Brano scelto »
::::::::
Con Cameron Diaz, Toni Collette, Shirley MacLaine, Anson Mount, Richard Burgi, Candice Azzara, Brooke Smith, Mark Feurestein.
Le sorelle Rose e Maggie sono legatissime ma diversissime fra loro, la prima è un avvocatessa poco avenente che vive per il lavoro e soffre per la mancanza di una vera vita sentimentale. La biona Maggie ha successo con gli uomini, ne cambia in continuazione ma la sua vita lovorativa è un disastro. Quando Rose trova finalmente un collega con cui intraprendere una relazione seria, Maggie rovina tutto portandoselo a letto a casa della sorella. Anche altri disastri familiari verranno a galla. Hanson è senza dubbio un buon regista, questo film mischia con abilità i generi, il sentimentale è ovviamente in primo piano, ma anche i toni drammatici e soprattutto quelli leggeri della commedia affidati alle battute dei simpaticissimi vecchietti della casa di riposo in Florida prevalgono in una pellicola che ha il solo difetto di essere troppo convenzionale in un finale scontatissimo. Non basta recitare una poesia per essere poetici. Comunque brave le due interpreti principali, menzione speciale per l'inossidabile Shirley MacLaine, che per questa parte ebbe una nomination a Golden Globes. Girato a Philadelphia, c'è anche una simpatica citazione cinefila, con Rose che corre con i cani sulla scalinata resa famosa da Stallone in "Rocky" esulatondo come lui una volta arrivata in cima.
Voto 6,00


mercoledì 24 gennaio 2007

La maschera di cera

(House of Wax, Usa/Australia 2005, Col.113’)
di Jaume Collet-Serra.
Con Elisha Cuthbert, Chad Michael Murray, Brian Van Holt, Paris Hilton, Jared Padalecki, Jon Abrahams.
::::::::
Dati forniti »
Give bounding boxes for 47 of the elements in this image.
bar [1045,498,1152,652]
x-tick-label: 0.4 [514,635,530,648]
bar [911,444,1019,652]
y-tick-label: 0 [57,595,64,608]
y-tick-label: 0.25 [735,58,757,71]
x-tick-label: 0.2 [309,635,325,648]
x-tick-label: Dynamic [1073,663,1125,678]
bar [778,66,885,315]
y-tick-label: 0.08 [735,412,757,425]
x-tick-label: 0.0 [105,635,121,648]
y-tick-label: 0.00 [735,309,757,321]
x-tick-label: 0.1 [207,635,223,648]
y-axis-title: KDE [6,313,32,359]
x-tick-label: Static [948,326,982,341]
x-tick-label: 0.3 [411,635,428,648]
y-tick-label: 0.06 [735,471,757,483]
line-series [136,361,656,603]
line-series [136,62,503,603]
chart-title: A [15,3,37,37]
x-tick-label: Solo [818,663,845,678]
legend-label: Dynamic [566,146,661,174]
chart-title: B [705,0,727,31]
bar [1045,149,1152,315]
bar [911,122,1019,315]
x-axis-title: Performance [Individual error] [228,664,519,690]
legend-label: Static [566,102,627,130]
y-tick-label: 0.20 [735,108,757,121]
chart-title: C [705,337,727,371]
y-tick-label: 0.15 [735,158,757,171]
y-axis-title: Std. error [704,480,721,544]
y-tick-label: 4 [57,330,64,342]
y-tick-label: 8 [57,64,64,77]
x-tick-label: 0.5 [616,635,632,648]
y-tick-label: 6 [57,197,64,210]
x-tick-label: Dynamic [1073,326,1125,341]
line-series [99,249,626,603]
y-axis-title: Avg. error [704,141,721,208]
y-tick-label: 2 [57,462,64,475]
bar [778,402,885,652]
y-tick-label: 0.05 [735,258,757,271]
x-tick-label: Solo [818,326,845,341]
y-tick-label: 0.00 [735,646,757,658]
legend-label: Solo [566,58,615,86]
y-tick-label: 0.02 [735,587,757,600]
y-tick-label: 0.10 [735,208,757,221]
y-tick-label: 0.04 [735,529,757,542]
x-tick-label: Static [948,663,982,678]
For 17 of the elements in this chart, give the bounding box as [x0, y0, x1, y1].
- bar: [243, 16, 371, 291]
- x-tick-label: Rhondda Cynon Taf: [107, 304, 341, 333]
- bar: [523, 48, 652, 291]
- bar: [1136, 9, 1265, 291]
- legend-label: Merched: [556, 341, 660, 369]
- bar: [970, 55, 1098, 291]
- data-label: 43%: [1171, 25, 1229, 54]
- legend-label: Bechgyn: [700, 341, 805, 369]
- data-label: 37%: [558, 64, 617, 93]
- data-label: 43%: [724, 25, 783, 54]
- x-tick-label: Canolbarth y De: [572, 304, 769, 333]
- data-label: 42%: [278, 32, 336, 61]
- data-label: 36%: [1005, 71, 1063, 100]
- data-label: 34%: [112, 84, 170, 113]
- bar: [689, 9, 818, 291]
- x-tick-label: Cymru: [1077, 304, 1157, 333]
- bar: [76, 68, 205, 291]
::::::::
Obiettivo » Prosegui il brano scelto sulle recensioni cinematografiche partendo subito dopo la sua ultima riga. I record provengono da una fonte diversa da quella del brano scelto.

Risultato »
Un gruppo di ragazzi Americani decidono di passare un week-end fuori città con la scusa di andare a vendere un’importante partita di College Football. Dopo aver trascorso la notte in tenda nella campagna della Louisiana, una coppia decide di restare per far riparare l’auto momentaneamente guasta. Un bizzarro campagnolo di passaggio li accompagna nella più vicina cittadina, il posto è alquanto deserto e sinistro, e chiaramente c’è qualcosa che non va. Guai in vista, collegati a dei fratelli siamesi ed a un bizzarro museo delle cere. Terzo adattamento cinematografico della piece teatrale “Waxworks” di Charles S.Belden, rispetto ai precedenti datati 1933 e 1953, il film dell’esordiente Collet-Serra e prodotto da Robert Zemeckis è molto più libero dal testo teatrale ed il film ne trae indubbiamente beneficio. L’inizio è abbastanza convenzionale ma poi il film prende ritmo, forza e lo splatter va in scena in un finale davvero bellissimo, alcune scene inquietanti colpiscono nel segno come la casa di cera che si scioglie o il pubblico finto che guarda sul grande schermo la performance di Bette Davis in “Che fine ha fatto Baby Jane?”. Inoltre Paris Hilton (che per questa interpretazione ha vinto il “Razzie Award” cioè l’Oscar al contrario) fa una brutta fine, e non si può non trarne giovamento, la Cuthbert non è certo una grande attrice, e si vede. Ironia a parte molto sopra la media degli horror che si vedono al cinema nel nuovo millennio. Voto 6,75

sabato 20 gennaio 2007

Lady Henderson presenta

(Mrs.Henderson presents, Regno Unito 2005, col. 103’).
Di Stephen Frears.
Con Judi Dench, Bob Hoskins, Christopher Guest, Kelly Reilly, Will Young, Thelma Barlow.
Londra, seconda metà degli anni ’30, la signora Henderson appena rimasta vedova (con ricca eredità) decide di comprarsi il Windmill Theatre, frivola e totalmente all’oscuro di come funziona quel mondo assume l’austero signor Van Damm come direttore artistico. Inizialmente la rivista musicale che viene portata in scena ha successo anche grazie all’idea di Van Damm di proporre (primi in Inghilterra) un orario continuato di spettacoli, mai poi quando anche gli altri teatri seguono questa impostazione il Windmill va in crisi. A quel punto mrs. Henderson ha la stravagante idea di mostrare alcune ragazze completamente nude in scena, sfrutta il suo ascendente sul capo della censura ed ottiene uno strepitoso successo. Intanto il suo rapporto con il burbero direttore vive alti e bassi continui. Frears gira un film ottimamente ambientato nell’Inghilterra di oltre mezzo secolo fa, il tono è chiaramente quello della commedia, la storia è realmente accaduta, i due interpreti principali (la Dench e Bob Hoskins) sono assolutamente all’altezza. Ma il film purtroppo rimane un pochino superficiale, non è molto divertente e non ci racconta nulla di veramente interessante se non l’esplorazione di un curioso fatto di cronaca. L’abilità registica di Frears non è in discussione, ma non basta per rendere il film davvero significativo. Due nomination all’Oscar: Judi Dench come miglior attrice protagonista e per i costumi. Voto 6,00.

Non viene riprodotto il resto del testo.